(Provided records)
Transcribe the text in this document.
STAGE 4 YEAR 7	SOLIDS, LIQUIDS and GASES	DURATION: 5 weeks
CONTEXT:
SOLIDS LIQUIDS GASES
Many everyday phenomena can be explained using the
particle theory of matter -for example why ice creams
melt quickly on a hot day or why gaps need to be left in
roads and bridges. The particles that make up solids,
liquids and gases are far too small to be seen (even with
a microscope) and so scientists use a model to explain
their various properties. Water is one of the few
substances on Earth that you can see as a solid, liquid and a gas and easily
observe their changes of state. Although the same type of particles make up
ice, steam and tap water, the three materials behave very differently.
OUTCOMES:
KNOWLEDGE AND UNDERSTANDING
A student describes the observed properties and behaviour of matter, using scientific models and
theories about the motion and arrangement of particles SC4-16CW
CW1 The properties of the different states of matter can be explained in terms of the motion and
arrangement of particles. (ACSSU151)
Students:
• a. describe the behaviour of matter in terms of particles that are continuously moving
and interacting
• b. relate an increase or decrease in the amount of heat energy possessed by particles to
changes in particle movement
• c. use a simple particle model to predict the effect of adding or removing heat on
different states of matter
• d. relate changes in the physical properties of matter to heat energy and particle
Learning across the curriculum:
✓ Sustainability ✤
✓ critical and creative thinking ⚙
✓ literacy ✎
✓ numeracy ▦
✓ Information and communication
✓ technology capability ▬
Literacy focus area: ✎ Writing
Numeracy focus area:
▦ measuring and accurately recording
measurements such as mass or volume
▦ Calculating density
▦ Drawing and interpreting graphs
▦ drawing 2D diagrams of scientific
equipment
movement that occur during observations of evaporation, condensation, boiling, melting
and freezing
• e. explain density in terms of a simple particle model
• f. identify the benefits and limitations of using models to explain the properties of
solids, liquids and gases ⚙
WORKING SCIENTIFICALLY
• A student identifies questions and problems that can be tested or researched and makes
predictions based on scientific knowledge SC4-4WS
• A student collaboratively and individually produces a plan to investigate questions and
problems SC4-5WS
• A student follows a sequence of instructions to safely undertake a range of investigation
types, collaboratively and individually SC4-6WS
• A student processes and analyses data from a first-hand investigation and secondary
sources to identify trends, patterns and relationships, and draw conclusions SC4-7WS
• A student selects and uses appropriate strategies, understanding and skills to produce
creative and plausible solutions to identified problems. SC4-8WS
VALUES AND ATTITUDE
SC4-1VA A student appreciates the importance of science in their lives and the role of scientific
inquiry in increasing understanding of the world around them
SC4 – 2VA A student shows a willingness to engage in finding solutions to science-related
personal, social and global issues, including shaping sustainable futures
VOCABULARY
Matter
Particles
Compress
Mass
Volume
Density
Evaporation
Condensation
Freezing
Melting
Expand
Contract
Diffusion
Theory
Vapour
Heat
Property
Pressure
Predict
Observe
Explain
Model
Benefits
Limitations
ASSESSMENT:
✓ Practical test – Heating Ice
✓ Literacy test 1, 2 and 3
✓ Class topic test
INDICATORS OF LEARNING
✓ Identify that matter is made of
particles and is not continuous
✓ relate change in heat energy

(Job) Repeat the material above in full, quoting it exactly.

(Solved problem)
Transcribe the text in this document.
STAGE 4 YEAR 7	SOLIDS, LIQUIDS and GASES	DURATION: 5 weeks
CONTEXT:
SOLIDS LIQUIDS GASES
Many everyday phenomena can be explained using the
particle theory of matter -for example why ice creams
melt quickly on a hot day or why gaps need to be left in
roads and bridges. The particles that make up solids,
liquids and gases are far too small to be seen (even with
a microscope) and so scientists use a model to explain
their various properties. Water is one of the few
substances on Earth that you can see as a solid, liquid and a gas and easily
observe their changes of state. Although the same type of particles make up
ice, steam and tap water, the three materials behave very differently.
OUTCOMES:
KNOWLEDGE AND UNDERSTANDING
A student describes the observed properties and behaviour of matter, using scientific models and
theories about the motion and arrangement of particles SC4-16CW
CW1 The properties of the different states of matter can be explained in terms of the motion and
arrangement of particles. (ACSSU151)
Students:
• a. describe the behaviour of matter in terms of particles that are continuously moving
and interacting
• b. relate an increase or decrease in the amount of heat energy possessed by particles to
changes in particle movement
• c. use a simple particle model to predict the effect of adding or removing heat on
different states of matter
• d. relate changes in the physical properties of matter to heat energy and particle
Learning across the curriculum:
✓ Sustainability ✤
✓ critical and creative thinking ⚙
✓ literacy ✎
✓ numeracy ▦
✓ Information and communication
✓ technology capability ▬
Literacy focus area: ✎ Writing
Numeracy focus area:
▦ measuring and accurately recording
measurements such as mass or volume
▦ Calculating density
▦ Drawing and interpreting graphs
▦ drawing 2D diagrams of scientific
equipment
movement that occur during observations of evaporation, condensation, boiling, melting
and freezing
• e. explain density in terms of a simple particle model
• f. identify the benefits and limitations of using models to explain the properties of
solids, liquids and gases ⚙
WORKING SCIENTIFICALLY
• A student identifies questions and problems that can be tested or researched and makes
predictions based on scientific knowledge SC4-4WS
• A student collaboratively and individually produces a plan to investigate questions and
problems SC4-5WS
• A student follows a sequence of instructions to safely undertake a range of investigation
types, collaboratively and individually SC4-6WS
• A student processes and analyses data from a first-hand investigation and secondary
sources to identify trends, patterns and relationships, and draw conclusions SC4-7WS
• A student selects and uses appropriate strategies, understanding and skills to produce
creative and plausible solutions to identified problems. SC4-8WS
VALUES AND ATTITUDE
SC4-1VA A student appreciates the importance of science in their lives and the role of scientific
inquiry in increasing understanding of the world around them
SC4 – 2VA A student shows a willingness to engage in finding solutions to science-related
personal, social and global issues, including shaping sustainable futures
VOCABULARY
Matter
Particles
Compress
Mass
Volume
Density
Evaporation
Condensation
Freezing
Melting
Expand
Contract
Diffusion
Theory
Vapour
Heat
Property
Pressure
Predict
Observe
Explain
Model
Benefits
Limitations
ASSESSMENT:
✓ Practical test – Heating Ice
✓ Literacy test 1, 2 and 3
✓ Class topic test
INDICATORS OF LEARNING
✓ Identify that matter is made of
particles and is not continuous
✓ relate change in heat energy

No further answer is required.